TASK STATEMENT ▸ Pick out each line containing the string "Finished".

begin DATA ENTRIES

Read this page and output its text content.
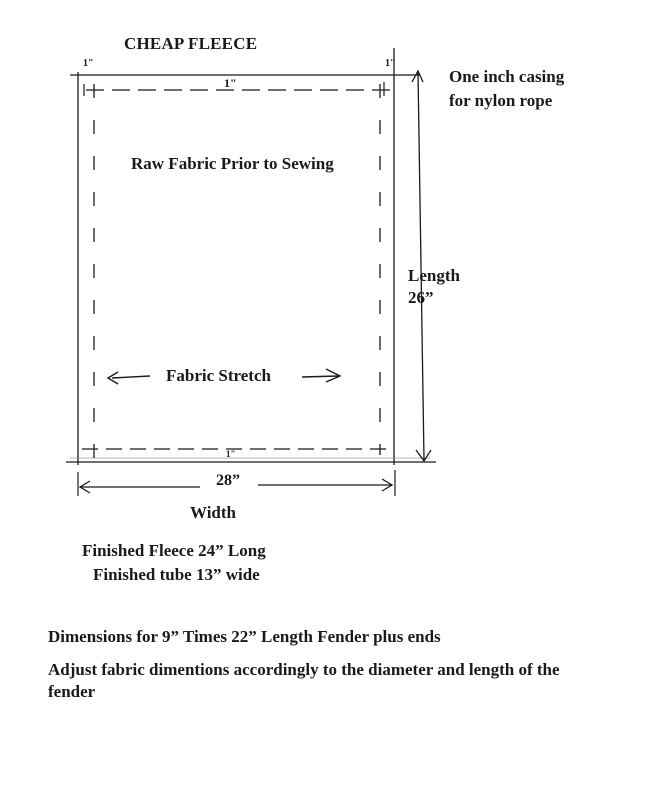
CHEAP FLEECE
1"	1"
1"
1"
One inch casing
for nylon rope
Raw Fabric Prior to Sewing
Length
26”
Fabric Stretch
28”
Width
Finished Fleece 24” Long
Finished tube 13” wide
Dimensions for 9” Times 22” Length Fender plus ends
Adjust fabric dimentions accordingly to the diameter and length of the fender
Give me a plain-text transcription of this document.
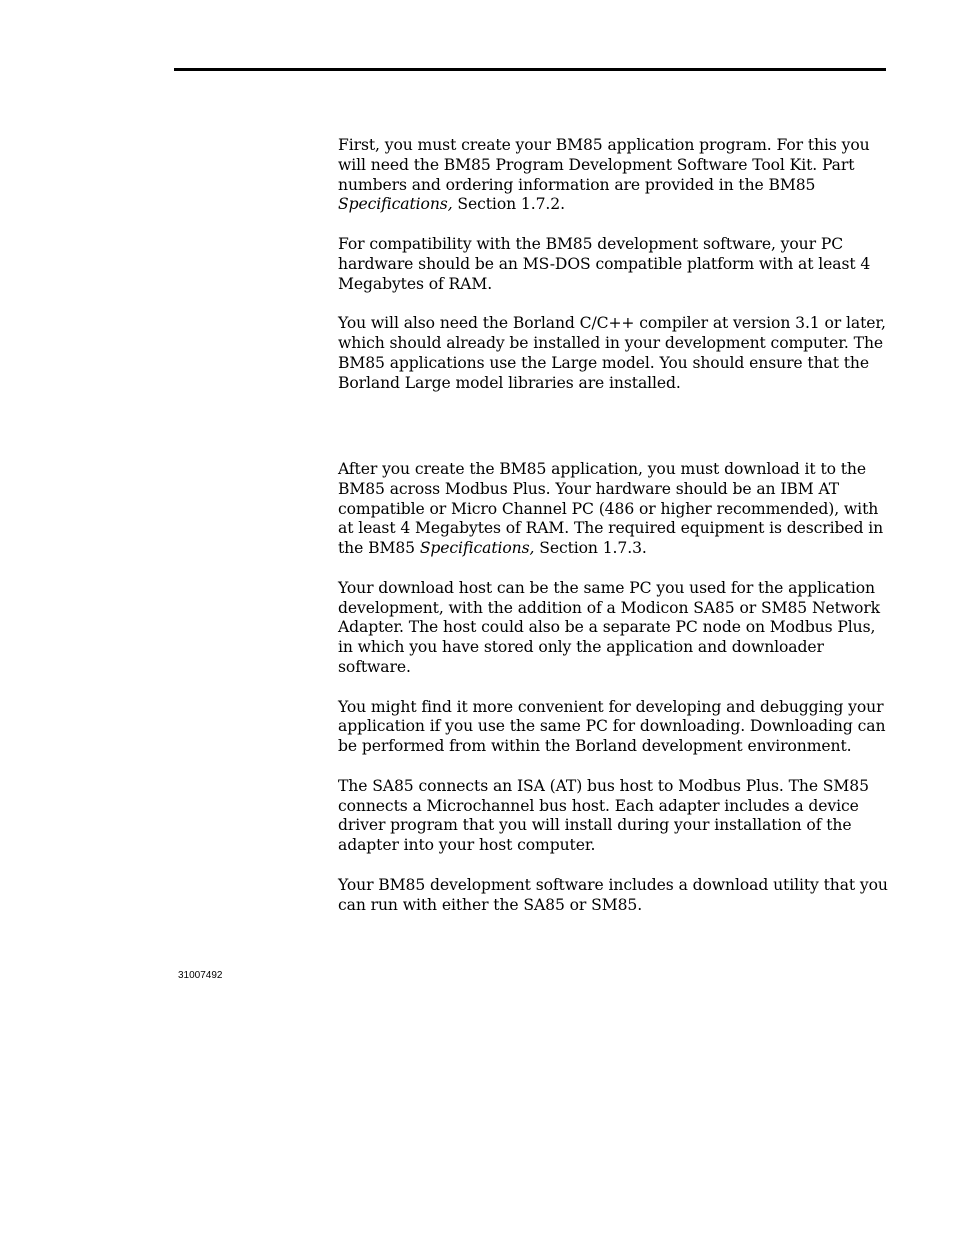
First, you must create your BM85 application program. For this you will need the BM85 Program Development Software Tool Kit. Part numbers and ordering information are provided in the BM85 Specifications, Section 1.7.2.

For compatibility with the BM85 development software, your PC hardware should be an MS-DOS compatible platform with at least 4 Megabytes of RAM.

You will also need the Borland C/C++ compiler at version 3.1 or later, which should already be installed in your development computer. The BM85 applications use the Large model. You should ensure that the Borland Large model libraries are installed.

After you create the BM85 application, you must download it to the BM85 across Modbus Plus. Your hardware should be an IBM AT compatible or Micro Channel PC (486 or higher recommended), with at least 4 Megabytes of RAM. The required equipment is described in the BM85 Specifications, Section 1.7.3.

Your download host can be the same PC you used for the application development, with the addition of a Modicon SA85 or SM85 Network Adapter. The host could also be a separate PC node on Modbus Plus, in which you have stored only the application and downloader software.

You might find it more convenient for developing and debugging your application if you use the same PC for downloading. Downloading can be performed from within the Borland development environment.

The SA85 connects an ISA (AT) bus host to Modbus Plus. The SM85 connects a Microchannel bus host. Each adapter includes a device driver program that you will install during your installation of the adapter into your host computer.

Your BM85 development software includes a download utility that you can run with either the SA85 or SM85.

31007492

end DATA ENTRIES

RESPONSE FOR THIS EXERCISE ▸
Finished Fleece 24” Long
Finished tube 13” wide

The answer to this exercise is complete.